Stored records -

#####

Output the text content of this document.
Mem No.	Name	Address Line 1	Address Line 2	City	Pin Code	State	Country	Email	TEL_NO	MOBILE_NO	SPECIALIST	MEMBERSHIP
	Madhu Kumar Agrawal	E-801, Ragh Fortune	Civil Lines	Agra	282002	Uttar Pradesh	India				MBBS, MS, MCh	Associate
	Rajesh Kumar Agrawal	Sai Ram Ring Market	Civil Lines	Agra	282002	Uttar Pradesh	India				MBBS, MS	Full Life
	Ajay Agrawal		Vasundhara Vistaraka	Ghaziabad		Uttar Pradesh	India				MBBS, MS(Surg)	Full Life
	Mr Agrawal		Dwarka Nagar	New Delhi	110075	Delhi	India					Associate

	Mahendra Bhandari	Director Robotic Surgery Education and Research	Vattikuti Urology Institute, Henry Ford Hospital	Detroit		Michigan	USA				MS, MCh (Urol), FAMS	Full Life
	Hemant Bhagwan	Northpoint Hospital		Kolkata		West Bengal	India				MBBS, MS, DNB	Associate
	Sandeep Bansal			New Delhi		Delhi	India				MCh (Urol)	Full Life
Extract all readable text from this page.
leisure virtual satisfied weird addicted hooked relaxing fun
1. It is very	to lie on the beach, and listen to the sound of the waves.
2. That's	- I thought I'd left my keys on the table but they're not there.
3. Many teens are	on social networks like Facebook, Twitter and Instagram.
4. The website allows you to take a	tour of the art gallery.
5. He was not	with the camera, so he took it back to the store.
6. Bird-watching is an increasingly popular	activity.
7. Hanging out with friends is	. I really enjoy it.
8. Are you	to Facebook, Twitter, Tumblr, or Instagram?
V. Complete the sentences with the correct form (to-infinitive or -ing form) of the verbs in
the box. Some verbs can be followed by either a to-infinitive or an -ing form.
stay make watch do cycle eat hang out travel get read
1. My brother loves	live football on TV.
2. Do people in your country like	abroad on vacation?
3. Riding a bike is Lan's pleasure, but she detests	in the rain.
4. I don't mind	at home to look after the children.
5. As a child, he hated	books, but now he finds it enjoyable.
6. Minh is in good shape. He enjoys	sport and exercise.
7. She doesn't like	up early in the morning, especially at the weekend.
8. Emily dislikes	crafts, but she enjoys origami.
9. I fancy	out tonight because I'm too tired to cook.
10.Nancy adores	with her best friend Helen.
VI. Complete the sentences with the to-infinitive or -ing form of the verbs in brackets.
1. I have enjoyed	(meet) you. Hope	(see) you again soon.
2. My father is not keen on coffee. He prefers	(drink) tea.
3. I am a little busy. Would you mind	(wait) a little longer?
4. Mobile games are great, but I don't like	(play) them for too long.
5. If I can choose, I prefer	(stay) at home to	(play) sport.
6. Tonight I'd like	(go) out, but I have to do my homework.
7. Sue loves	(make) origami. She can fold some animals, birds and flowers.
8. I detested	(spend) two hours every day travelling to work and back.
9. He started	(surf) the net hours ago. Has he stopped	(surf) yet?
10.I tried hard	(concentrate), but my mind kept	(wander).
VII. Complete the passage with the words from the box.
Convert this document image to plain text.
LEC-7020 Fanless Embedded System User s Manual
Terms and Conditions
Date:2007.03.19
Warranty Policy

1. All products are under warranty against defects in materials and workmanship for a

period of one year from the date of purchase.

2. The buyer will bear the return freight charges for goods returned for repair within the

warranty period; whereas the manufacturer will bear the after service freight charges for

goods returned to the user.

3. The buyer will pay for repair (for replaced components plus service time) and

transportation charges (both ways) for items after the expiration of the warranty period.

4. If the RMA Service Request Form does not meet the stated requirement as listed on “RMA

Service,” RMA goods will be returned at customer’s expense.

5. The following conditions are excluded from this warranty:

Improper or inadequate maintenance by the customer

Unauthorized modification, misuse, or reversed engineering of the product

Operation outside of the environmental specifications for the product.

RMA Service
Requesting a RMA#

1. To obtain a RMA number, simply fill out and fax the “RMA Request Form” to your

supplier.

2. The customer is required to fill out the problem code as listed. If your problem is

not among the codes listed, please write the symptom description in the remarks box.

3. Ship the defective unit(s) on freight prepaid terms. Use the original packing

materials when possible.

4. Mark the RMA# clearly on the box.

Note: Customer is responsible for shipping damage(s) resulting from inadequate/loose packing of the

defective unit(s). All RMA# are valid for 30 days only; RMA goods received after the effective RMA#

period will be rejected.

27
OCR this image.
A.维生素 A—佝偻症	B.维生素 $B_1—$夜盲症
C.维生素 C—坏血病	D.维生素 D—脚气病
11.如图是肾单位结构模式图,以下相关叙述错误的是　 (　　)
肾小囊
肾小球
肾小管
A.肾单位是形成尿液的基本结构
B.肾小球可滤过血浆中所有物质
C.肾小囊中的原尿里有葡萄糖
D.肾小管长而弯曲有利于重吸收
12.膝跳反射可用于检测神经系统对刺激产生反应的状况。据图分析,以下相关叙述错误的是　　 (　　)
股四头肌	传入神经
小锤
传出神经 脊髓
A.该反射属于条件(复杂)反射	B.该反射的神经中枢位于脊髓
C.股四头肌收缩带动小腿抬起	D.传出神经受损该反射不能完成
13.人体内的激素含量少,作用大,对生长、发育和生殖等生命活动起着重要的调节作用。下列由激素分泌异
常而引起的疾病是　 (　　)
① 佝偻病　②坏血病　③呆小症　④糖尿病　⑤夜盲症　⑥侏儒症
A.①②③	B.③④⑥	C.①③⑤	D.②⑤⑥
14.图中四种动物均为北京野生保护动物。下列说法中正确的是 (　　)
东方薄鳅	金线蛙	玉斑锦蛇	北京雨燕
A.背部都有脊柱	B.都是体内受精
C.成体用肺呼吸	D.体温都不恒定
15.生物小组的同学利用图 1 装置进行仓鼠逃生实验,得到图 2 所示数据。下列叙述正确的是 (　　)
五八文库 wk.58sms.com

#####

Locate the word "enjoys" in the records above, and return each line that has it.

6. Minh is in good shape. He enjoys	sport and exercise.
8. Emily dislikes	crafts, but she enjoys origami.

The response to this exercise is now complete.